> **Exercise**
Return all the data below as it stands, minus the pictures.
— start Supplied data —
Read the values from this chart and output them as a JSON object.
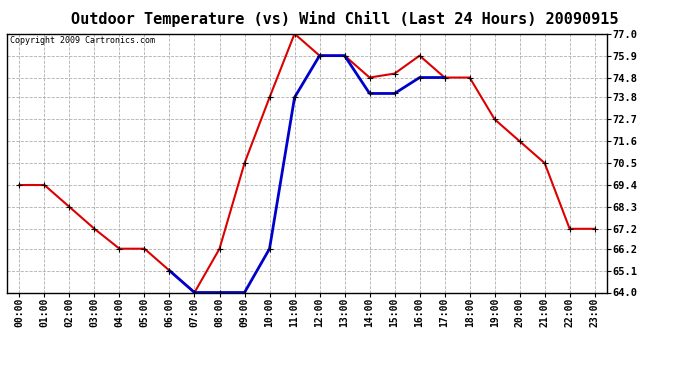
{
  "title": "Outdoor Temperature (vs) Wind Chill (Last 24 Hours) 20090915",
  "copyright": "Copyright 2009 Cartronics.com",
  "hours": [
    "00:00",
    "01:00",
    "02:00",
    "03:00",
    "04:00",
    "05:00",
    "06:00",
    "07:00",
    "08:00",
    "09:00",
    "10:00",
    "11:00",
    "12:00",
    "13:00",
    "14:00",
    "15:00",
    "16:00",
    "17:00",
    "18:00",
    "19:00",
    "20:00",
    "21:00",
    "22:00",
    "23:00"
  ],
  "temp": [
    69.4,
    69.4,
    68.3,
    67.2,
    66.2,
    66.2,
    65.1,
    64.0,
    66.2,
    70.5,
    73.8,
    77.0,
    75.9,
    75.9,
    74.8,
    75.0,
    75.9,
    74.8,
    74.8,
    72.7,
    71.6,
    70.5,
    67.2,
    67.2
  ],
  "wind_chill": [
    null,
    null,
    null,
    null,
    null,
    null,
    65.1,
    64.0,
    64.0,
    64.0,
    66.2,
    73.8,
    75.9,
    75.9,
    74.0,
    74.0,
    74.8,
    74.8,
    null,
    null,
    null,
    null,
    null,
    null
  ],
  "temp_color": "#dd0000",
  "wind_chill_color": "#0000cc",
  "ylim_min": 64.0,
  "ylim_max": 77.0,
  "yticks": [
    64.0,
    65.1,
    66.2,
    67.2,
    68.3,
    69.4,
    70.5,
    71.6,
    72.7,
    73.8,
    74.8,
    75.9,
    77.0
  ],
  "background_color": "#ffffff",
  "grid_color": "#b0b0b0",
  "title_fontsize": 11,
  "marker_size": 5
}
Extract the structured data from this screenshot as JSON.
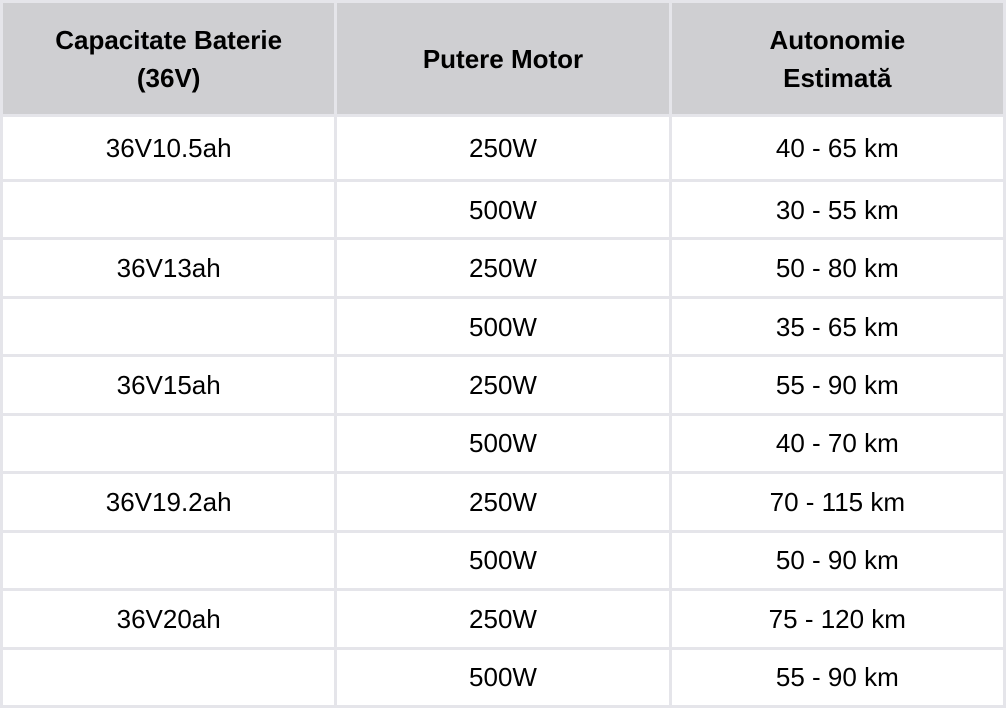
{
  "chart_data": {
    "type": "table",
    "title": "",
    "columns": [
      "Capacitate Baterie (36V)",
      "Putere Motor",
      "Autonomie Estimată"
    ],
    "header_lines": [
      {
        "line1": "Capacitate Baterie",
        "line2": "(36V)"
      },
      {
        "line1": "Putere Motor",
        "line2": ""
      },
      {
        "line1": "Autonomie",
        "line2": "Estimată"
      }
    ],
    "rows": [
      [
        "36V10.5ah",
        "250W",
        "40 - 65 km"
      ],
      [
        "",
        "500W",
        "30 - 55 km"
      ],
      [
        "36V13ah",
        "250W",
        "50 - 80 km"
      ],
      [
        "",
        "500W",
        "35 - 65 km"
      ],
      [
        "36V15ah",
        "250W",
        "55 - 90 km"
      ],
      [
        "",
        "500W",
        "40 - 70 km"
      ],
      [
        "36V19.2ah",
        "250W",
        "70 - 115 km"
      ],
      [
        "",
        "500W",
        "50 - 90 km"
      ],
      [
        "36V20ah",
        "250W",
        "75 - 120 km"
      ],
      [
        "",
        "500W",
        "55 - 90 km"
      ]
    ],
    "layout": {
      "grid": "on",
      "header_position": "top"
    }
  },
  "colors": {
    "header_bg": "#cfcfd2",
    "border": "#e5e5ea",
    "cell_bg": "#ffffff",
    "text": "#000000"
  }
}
— end Supplied data —
> **Result of the exercise**
Read the values from this chart and output them as a JSON object.
{
  "title": "Outdoor Temperature (vs) Wind Chill (Last 24 Hours) 20090915",
  "copyright": "Copyright 2009 Cartronics.com",
  "hours": [
    "00:00",
    "01:00",
    "02:00",
    "03:00",
    "04:00",
    "05:00",
    "06:00",
    "07:00",
    "08:00",
    "09:00",
    "10:00",
    "11:00",
    "12:00",
    "13:00",
    "14:00",
    "15:00",
    "16:00",
    "17:00",
    "18:00",
    "19:00",
    "20:00",
    "21:00",
    "22:00",
    "23:00"
  ],
  "temp": [
    69.4,
    69.4,
    68.3,
    67.2,
    66.2,
    66.2,
    65.1,
    64.0,
    66.2,
    70.5,
    73.8,
    77.0,
    75.9,
    75.9,
    74.8,
    75.0,
    75.9,
    74.8,
    74.8,
    72.7,
    71.6,
    70.5,
    67.2,
    67.2
  ],
  "wind_chill": [
    null,
    null,
    null,
    null,
    null,
    null,
    65.1,
    64.0,
    64.0,
    64.0,
    66.2,
    73.8,
    75.9,
    75.9,
    74.0,
    74.0,
    74.8,
    74.8,
    null,
    null,
    null,
    null,
    null,
    null
  ],
  "temp_color": "#dd0000",
  "wind_chill_color": "#0000cc",
  "ylim_min": 64.0,
  "ylim_max": 77.0,
  "yticks": [
    64.0,
    65.1,
    66.2,
    67.2,
    68.3,
    69.4,
    70.5,
    71.6,
    72.7,
    73.8,
    74.8,
    75.9,
    77.0
  ],
  "background_color": "#ffffff",
  "grid_color": "#b0b0b0",
  "title_fontsize": 11,
  "marker_size": 5
}
Extract the structured data from this screenshot as JSON.
{
  "chart_data": {
    "type": "table",
    "title": "",
    "columns": [
      "Capacitate Baterie (36V)",
      "Putere Motor",
      "Autonomie Estimată"
    ],
    "header_lines": [
      {
        "line1": "Capacitate Baterie",
        "line2": "(36V)"
      },
      {
        "line1": "Putere Motor",
        "line2": ""
      },
      {
        "line1": "Autonomie",
        "line2": "Estimată"
      }
    ],
    "rows": [
      [
        "36V10.5ah",
        "250W",
        "40 - 65 km"
      ],
      [
        "",
        "500W",
        "30 - 55 km"
      ],
      [
        "36V13ah",
        "250W",
        "50 - 80 km"
      ],
      [
        "",
        "500W",
        "35 - 65 km"
      ],
      [
        "36V15ah",
        "250W",
        "55 - 90 km"
      ],
      [
        "",
        "500W",
        "40 - 70 km"
      ],
      [
        "36V19.2ah",
        "250W",
        "70 - 115 km"
      ],
      [
        "",
        "500W",
        "50 - 90 km"
      ],
      [
        "36V20ah",
        "250W",
        "75 - 120 km"
      ],
      [
        "",
        "500W",
        "55 - 90 km"
      ]
    ],
    "layout": {
      "grid": "on",
      "header_position": "top"
    }
  },
  "colors": {
    "header_bg": "#cfcfd2",
    "border": "#e5e5ea",
    "cell_bg": "#ffffff",
    "text": "#000000"
  }
}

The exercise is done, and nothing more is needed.